Problem to work on
Below are some records; repeat them all exactly, minus the pictures.

Entries

┄┄┄┄┄┄┄┄┄┄┄┄┄┄┄┄┄┄┄┄

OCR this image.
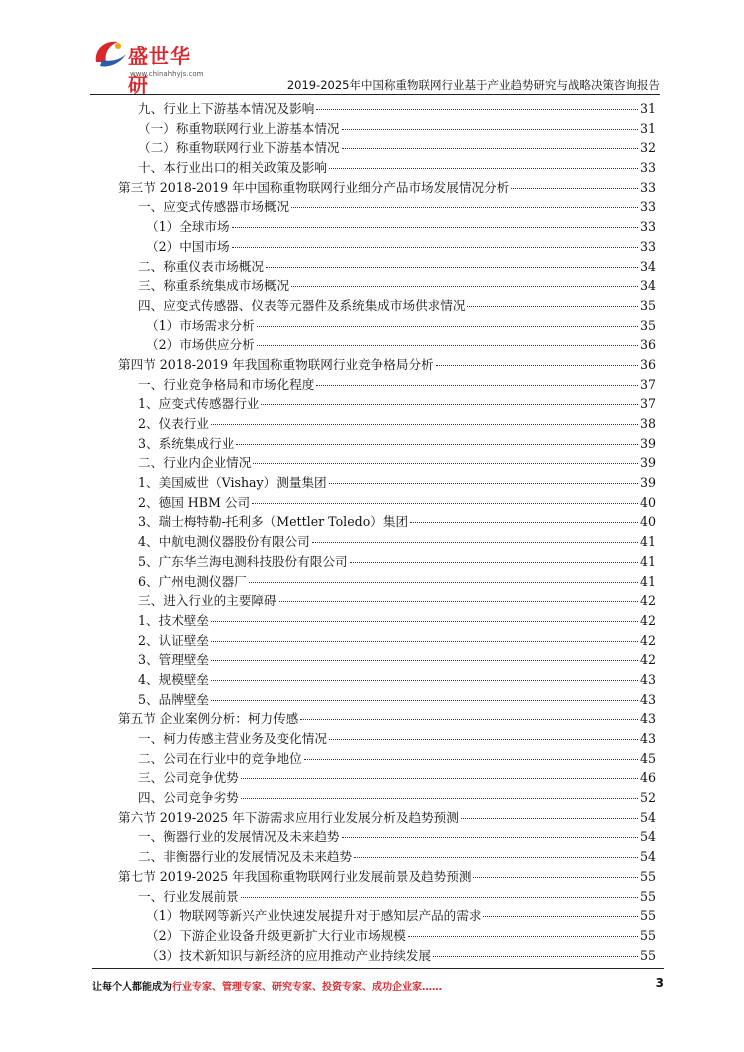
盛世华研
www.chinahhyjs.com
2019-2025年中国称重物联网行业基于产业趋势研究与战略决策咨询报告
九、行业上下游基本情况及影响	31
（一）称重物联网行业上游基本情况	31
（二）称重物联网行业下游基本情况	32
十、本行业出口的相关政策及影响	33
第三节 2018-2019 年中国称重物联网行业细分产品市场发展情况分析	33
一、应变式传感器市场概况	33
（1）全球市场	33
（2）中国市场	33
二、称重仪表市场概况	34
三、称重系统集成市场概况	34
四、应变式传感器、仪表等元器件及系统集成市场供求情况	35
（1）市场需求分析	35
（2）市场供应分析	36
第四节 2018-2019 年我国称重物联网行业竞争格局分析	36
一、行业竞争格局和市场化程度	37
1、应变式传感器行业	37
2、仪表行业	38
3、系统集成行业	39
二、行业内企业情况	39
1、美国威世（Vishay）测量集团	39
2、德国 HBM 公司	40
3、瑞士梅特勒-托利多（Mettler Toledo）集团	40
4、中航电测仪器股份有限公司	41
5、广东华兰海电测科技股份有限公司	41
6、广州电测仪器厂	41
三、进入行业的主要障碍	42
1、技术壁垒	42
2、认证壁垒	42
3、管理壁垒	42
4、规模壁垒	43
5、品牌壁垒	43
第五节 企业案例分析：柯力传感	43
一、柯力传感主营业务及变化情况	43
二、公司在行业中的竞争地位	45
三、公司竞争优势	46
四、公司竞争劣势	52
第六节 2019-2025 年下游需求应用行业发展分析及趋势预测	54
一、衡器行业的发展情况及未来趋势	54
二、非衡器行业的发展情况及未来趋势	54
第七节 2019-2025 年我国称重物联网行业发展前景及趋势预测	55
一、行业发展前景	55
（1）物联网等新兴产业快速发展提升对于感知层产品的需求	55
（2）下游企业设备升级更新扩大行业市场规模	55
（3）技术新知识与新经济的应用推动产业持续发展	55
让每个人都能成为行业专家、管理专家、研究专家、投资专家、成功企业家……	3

┄┄┄┄┄┄┄┄┄┄┄┄┄┄┄┄┄┄┄┄

Response to the exercise
OCR this image.
盛世华研
www.chinahhyjs.com
2019-2025年中国称重物联网行业基于产业趋势研究与战略决策咨询报告
九、行业上下游基本情况及影响	31
（一）称重物联网行业上游基本情况	31
（二）称重物联网行业下游基本情况	32
十、本行业出口的相关政策及影响	33
第三节 2018-2019 年中国称重物联网行业细分产品市场发展情况分析	33
一、应变式传感器市场概况	33
（1）全球市场	33
（2）中国市场	33
二、称重仪表市场概况	34
三、称重系统集成市场概况	34
四、应变式传感器、仪表等元器件及系统集成市场供求情况	35
（1）市场需求分析	35
（2）市场供应分析	36
第四节 2018-2019 年我国称重物联网行业竞争格局分析	36
一、行业竞争格局和市场化程度	37
1、应变式传感器行业	37
2、仪表行业	38
3、系统集成行业	39
二、行业内企业情况	39
1、美国威世（Vishay）测量集团	39
2、德国 HBM 公司	40
3、瑞士梅特勒-托利多（Mettler Toledo）集团	40
4、中航电测仪器股份有限公司	41
5、广东华兰海电测科技股份有限公司	41
6、广州电测仪器厂	41
三、进入行业的主要障碍	42
1、技术壁垒	42
2、认证壁垒	42
3、管理壁垒	42
4、规模壁垒	43
5、品牌壁垒	43
第五节 企业案例分析：柯力传感	43
一、柯力传感主营业务及变化情况	43
二、公司在行业中的竞争地位	45
三、公司竞争优势	46
四、公司竞争劣势	52
第六节 2019-2025 年下游需求应用行业发展分析及趋势预测	54
一、衡器行业的发展情况及未来趋势	54
二、非衡器行业的发展情况及未来趋势	54
第七节 2019-2025 年我国称重物联网行业发展前景及趋势预测	55
一、行业发展前景	55
（1）物联网等新兴产业快速发展提升对于感知层产品的需求	55
（2）下游企业设备升级更新扩大行业市场规模	55
（3）技术新知识与新经济的应用推动产业持续发展	55
让每个人都能成为行业专家、管理专家、研究专家、投资专家、成功企业家……	3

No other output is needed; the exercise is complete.